"""
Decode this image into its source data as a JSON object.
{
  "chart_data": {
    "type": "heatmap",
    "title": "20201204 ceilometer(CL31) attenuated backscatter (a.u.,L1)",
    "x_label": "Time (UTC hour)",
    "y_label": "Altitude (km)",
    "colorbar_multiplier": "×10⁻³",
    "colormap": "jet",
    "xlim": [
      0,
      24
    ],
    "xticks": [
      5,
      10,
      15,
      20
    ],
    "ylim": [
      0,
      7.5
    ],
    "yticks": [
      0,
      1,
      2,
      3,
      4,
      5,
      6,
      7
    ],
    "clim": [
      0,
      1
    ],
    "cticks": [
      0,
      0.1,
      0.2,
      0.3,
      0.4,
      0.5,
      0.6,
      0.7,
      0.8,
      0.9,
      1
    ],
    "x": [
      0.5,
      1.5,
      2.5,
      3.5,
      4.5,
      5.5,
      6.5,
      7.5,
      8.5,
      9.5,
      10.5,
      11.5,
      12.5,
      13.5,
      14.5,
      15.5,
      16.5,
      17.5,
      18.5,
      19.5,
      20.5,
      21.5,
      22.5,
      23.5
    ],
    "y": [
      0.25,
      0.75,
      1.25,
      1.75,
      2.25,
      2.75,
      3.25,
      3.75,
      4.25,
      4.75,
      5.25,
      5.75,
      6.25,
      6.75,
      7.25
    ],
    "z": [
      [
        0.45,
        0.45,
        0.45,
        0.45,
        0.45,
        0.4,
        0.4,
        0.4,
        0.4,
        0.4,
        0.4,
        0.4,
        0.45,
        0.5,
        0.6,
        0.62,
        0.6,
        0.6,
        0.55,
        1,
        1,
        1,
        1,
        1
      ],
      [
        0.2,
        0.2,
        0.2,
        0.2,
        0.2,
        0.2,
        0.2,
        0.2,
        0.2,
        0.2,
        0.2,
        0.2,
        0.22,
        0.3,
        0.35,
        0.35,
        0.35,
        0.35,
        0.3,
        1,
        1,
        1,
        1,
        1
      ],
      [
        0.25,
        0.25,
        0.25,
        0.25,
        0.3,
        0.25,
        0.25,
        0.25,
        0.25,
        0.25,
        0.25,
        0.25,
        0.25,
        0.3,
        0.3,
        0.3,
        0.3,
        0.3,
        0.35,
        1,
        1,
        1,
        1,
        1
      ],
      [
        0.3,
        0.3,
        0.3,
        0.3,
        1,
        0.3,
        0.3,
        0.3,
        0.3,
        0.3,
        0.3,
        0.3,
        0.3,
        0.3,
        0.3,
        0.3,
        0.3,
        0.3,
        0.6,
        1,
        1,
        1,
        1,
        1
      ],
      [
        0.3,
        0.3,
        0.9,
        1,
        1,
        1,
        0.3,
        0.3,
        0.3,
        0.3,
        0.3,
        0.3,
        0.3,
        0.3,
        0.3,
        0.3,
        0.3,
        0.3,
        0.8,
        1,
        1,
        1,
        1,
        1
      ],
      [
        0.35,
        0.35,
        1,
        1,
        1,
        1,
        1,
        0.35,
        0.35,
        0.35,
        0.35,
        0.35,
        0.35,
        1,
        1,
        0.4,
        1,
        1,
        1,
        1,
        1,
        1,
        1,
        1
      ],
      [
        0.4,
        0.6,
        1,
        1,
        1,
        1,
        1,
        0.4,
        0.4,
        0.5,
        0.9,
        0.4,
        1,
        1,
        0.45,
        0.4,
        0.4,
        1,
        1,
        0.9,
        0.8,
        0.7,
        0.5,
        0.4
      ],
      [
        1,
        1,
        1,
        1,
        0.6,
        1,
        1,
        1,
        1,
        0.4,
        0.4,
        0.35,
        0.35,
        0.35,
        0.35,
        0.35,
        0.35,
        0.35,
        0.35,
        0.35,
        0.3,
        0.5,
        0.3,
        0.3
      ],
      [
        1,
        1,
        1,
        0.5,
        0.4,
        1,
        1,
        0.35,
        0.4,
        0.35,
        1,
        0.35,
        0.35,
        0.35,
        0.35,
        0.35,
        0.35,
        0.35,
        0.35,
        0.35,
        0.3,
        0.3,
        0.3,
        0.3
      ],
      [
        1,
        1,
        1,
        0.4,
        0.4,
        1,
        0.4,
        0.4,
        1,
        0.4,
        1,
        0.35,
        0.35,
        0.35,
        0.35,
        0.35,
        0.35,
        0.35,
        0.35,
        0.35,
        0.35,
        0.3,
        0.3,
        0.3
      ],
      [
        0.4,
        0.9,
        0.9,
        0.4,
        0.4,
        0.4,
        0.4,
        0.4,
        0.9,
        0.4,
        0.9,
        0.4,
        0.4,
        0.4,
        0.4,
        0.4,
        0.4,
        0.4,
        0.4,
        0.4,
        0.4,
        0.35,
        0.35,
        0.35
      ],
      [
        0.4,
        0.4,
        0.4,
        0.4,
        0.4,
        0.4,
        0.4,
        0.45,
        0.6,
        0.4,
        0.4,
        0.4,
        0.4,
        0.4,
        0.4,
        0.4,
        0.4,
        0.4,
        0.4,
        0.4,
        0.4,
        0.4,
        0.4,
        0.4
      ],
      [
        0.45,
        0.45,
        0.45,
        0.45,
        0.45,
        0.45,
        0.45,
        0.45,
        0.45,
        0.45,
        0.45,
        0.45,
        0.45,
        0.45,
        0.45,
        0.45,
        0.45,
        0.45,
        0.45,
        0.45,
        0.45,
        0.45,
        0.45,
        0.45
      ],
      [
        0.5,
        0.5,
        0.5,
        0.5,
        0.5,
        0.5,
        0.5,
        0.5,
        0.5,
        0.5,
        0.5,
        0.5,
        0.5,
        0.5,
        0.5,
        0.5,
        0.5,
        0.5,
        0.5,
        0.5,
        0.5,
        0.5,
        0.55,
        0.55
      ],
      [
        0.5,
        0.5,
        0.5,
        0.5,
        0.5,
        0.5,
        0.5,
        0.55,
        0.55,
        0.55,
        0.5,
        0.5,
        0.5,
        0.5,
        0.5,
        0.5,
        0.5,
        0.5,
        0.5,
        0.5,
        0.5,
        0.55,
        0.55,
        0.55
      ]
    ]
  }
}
"""
Copy each entry exactly, with nothing added or dropped.

- **THE SOLUTION**
Decode this image into its source data as a JSON object.
{
  "chart_data": {
    "type": "heatmap",
    "title": "20201204 ceilometer(CL31) attenuated backscatter (a.u.,L1)",
    "x_label": "Time (UTC hour)",
    "y_label": "Altitude (km)",
    "colorbar_multiplier": "×10⁻³",
    "colormap": "jet",
    "xlim": [
      0,
      24
    ],
    "xticks": [
      5,
      10,
      15,
      20
    ],
    "ylim": [
      0,
      7.5
    ],
    "yticks": [
      0,
      1,
      2,
      3,
      4,
      5,
      6,
      7
    ],
    "clim": [
      0,
      1
    ],
    "cticks": [
      0,
      0.1,
      0.2,
      0.3,
      0.4,
      0.5,
      0.6,
      0.7,
      0.8,
      0.9,
      1
    ],
    "x": [
      0.5,
      1.5,
      2.5,
      3.5,
      4.5,
      5.5,
      6.5,
      7.5,
      8.5,
      9.5,
      10.5,
      11.5,
      12.5,
      13.5,
      14.5,
      15.5,
      16.5,
      17.5,
      18.5,
      19.5,
      20.5,
      21.5,
      22.5,
      23.5
    ],
    "y": [
      0.25,
      0.75,
      1.25,
      1.75,
      2.25,
      2.75,
      3.25,
      3.75,
      4.25,
      4.75,
      5.25,
      5.75,
      6.25,
      6.75,
      7.25
    ],
    "z": [
      [
        0.45,
        0.45,
        0.45,
        0.45,
        0.45,
        0.4,
        0.4,
        0.4,
        0.4,
        0.4,
        0.4,
        0.4,
        0.45,
        0.5,
        0.6,
        0.62,
        0.6,
        0.6,
        0.55,
        1,
        1,
        1,
        1,
        1
      ],
      [
        0.2,
        0.2,
        0.2,
        0.2,
        0.2,
        0.2,
        0.2,
        0.2,
        0.2,
        0.2,
        0.2,
        0.2,
        0.22,
        0.3,
        0.35,
        0.35,
        0.35,
        0.35,
        0.3,
        1,
        1,
        1,
        1,
        1
      ],
      [
        0.25,
        0.25,
        0.25,
        0.25,
        0.3,
        0.25,
        0.25,
        0.25,
        0.25,
        0.25,
        0.25,
        0.25,
        0.25,
        0.3,
        0.3,
        0.3,
        0.3,
        0.3,
        0.35,
        1,
        1,
        1,
        1,
        1
      ],
      [
        0.3,
        0.3,
        0.3,
        0.3,
        1,
        0.3,
        0.3,
        0.3,
        0.3,
        0.3,
        0.3,
        0.3,
        0.3,
        0.3,
        0.3,
        0.3,
        0.3,
        0.3,
        0.6,
        1,
        1,
        1,
        1,
        1
      ],
      [
        0.3,
        0.3,
        0.9,
        1,
        1,
        1,
        0.3,
        0.3,
        0.3,
        0.3,
        0.3,
        0.3,
        0.3,
        0.3,
        0.3,
        0.3,
        0.3,
        0.3,
        0.8,
        1,
        1,
        1,
        1,
        1
      ],
      [
        0.35,
        0.35,
        1,
        1,
        1,
        1,
        1,
        0.35,
        0.35,
        0.35,
        0.35,
        0.35,
        0.35,
        1,
        1,
        0.4,
        1,
        1,
        1,
        1,
        1,
        1,
        1,
        1
      ],
      [
        0.4,
        0.6,
        1,
        1,
        1,
        1,
        1,
        0.4,
        0.4,
        0.5,
        0.9,
        0.4,
        1,
        1,
        0.45,
        0.4,
        0.4,
        1,
        1,
        0.9,
        0.8,
        0.7,
        0.5,
        0.4
      ],
      [
        1,
        1,
        1,
        1,
        0.6,
        1,
        1,
        1,
        1,
        0.4,
        0.4,
        0.35,
        0.35,
        0.35,
        0.35,
        0.35,
        0.35,
        0.35,
        0.35,
        0.35,
        0.3,
        0.5,
        0.3,
        0.3
      ],
      [
        1,
        1,
        1,
        0.5,
        0.4,
        1,
        1,
        0.35,
        0.4,
        0.35,
        1,
        0.35,
        0.35,
        0.35,
        0.35,
        0.35,
        0.35,
        0.35,
        0.35,
        0.35,
        0.3,
        0.3,
        0.3,
        0.3
      ],
      [
        1,
        1,
        1,
        0.4,
        0.4,
        1,
        0.4,
        0.4,
        1,
        0.4,
        1,
        0.35,
        0.35,
        0.35,
        0.35,
        0.35,
        0.35,
        0.35,
        0.35,
        0.35,
        0.35,
        0.3,
        0.3,
        0.3
      ],
      [
        0.4,
        0.9,
        0.9,
        0.4,
        0.4,
        0.4,
        0.4,
        0.4,
        0.9,
        0.4,
        0.9,
        0.4,
        0.4,
        0.4,
        0.4,
        0.4,
        0.4,
        0.4,
        0.4,
        0.4,
        0.4,
        0.35,
        0.35,
        0.35
      ],
      [
        0.4,
        0.4,
        0.4,
        0.4,
        0.4,
        0.4,
        0.4,
        0.45,
        0.6,
        0.4,
        0.4,
        0.4,
        0.4,
        0.4,
        0.4,
        0.4,
        0.4,
        0.4,
        0.4,
        0.4,
        0.4,
        0.4,
        0.4,
        0.4
      ],
      [
        0.45,
        0.45,
        0.45,
        0.45,
        0.45,
        0.45,
        0.45,
        0.45,
        0.45,
        0.45,
        0.45,
        0.45,
        0.45,
        0.45,
        0.45,
        0.45,
        0.45,
        0.45,
        0.45,
        0.45,
        0.45,
        0.45,
        0.45,
        0.45
      ],
      [
        0.5,
        0.5,
        0.5,
        0.5,
        0.5,
        0.5,
        0.5,
        0.5,
        0.5,
        0.5,
        0.5,
        0.5,
        0.5,
        0.5,
        0.5,
        0.5,
        0.5,
        0.5,
        0.5,
        0.5,
        0.5,
        0.5,
        0.55,
        0.55
      ],
      [
        0.5,
        0.5,
        0.5,
        0.5,
        0.5,
        0.5,
        0.5,
        0.55,
        0.55,
        0.55,
        0.5,
        0.5,
        0.5,
        0.5,
        0.5,
        0.5,
        0.5,
        0.5,
        0.5,
        0.5,
        0.5,
        0.55,
        0.55,
        0.55
      ]
    ]
  }
}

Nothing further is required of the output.